/---
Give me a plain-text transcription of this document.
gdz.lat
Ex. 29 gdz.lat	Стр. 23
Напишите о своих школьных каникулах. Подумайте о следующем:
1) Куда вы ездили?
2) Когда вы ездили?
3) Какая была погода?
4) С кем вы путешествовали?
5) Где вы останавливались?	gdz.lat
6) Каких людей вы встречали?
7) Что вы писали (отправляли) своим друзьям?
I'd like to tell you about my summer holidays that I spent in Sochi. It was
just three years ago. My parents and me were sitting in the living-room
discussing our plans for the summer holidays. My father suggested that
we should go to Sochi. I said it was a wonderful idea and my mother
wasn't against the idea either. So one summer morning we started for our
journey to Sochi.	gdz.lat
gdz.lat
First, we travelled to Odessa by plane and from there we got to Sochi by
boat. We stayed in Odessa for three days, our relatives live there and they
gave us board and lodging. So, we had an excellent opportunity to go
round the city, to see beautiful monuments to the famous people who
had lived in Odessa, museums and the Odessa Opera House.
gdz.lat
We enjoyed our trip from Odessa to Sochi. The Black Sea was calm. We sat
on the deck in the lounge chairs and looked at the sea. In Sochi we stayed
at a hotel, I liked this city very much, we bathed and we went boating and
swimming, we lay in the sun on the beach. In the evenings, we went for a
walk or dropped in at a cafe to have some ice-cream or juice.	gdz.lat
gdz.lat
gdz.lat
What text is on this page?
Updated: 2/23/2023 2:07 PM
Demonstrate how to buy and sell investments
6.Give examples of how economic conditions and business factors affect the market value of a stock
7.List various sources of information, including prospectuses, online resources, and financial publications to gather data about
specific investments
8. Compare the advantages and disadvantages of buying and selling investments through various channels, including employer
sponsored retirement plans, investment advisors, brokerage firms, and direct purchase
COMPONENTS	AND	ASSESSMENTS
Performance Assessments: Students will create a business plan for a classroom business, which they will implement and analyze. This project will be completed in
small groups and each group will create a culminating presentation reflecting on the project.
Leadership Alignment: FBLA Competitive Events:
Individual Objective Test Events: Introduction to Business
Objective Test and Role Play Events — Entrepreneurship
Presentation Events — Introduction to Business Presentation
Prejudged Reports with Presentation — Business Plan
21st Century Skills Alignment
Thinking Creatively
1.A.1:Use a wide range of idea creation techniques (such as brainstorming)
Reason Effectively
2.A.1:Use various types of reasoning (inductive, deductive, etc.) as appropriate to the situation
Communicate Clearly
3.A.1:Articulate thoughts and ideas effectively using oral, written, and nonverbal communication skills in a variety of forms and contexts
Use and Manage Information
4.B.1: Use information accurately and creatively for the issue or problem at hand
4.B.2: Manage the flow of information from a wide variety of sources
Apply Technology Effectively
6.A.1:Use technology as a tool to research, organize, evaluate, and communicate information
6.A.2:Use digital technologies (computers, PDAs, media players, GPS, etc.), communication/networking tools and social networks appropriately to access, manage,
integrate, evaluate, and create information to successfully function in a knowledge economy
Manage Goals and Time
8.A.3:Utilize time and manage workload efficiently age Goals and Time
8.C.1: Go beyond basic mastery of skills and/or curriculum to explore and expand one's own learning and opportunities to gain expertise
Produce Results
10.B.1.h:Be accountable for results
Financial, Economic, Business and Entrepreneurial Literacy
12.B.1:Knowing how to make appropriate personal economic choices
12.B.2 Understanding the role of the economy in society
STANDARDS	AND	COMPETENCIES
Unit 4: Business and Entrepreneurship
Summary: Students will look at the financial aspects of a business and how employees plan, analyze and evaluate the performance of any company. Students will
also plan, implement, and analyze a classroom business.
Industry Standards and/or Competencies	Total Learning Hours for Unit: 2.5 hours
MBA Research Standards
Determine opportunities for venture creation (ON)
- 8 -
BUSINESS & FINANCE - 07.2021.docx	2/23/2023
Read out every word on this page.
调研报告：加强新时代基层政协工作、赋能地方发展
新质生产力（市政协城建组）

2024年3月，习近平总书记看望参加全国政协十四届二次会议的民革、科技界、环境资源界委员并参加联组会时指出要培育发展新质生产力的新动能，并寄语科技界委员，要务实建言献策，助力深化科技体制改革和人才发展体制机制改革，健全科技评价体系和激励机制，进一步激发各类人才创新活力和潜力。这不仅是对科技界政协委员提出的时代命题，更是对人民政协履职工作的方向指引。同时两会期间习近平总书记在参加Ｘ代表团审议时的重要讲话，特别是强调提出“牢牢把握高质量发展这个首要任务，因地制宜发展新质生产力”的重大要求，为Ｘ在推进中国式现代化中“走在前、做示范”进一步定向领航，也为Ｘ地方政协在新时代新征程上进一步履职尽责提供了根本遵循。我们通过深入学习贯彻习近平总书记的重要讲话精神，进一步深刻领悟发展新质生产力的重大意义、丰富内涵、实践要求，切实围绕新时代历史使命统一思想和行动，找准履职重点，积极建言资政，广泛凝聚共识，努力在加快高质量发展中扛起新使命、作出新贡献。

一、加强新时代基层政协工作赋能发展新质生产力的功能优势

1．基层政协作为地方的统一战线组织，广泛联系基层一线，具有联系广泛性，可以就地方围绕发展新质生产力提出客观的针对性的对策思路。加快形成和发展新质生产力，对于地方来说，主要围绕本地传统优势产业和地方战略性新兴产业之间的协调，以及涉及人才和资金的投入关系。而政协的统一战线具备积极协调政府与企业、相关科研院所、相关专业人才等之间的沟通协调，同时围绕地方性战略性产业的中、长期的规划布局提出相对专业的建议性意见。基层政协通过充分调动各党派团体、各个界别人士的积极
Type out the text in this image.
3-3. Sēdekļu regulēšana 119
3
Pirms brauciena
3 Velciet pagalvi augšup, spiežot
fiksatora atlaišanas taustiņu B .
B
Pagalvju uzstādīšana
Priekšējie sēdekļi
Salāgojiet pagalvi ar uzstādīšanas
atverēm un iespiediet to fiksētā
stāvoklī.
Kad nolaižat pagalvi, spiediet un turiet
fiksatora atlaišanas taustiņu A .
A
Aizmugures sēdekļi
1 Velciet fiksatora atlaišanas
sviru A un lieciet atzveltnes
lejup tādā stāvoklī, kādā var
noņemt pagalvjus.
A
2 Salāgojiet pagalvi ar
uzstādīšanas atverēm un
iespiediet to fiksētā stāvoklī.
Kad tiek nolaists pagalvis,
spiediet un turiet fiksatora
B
\---
**Work required**
Of all the lines in the material above, how many contain the word "variety"? Give only the count.

**Answer below**
2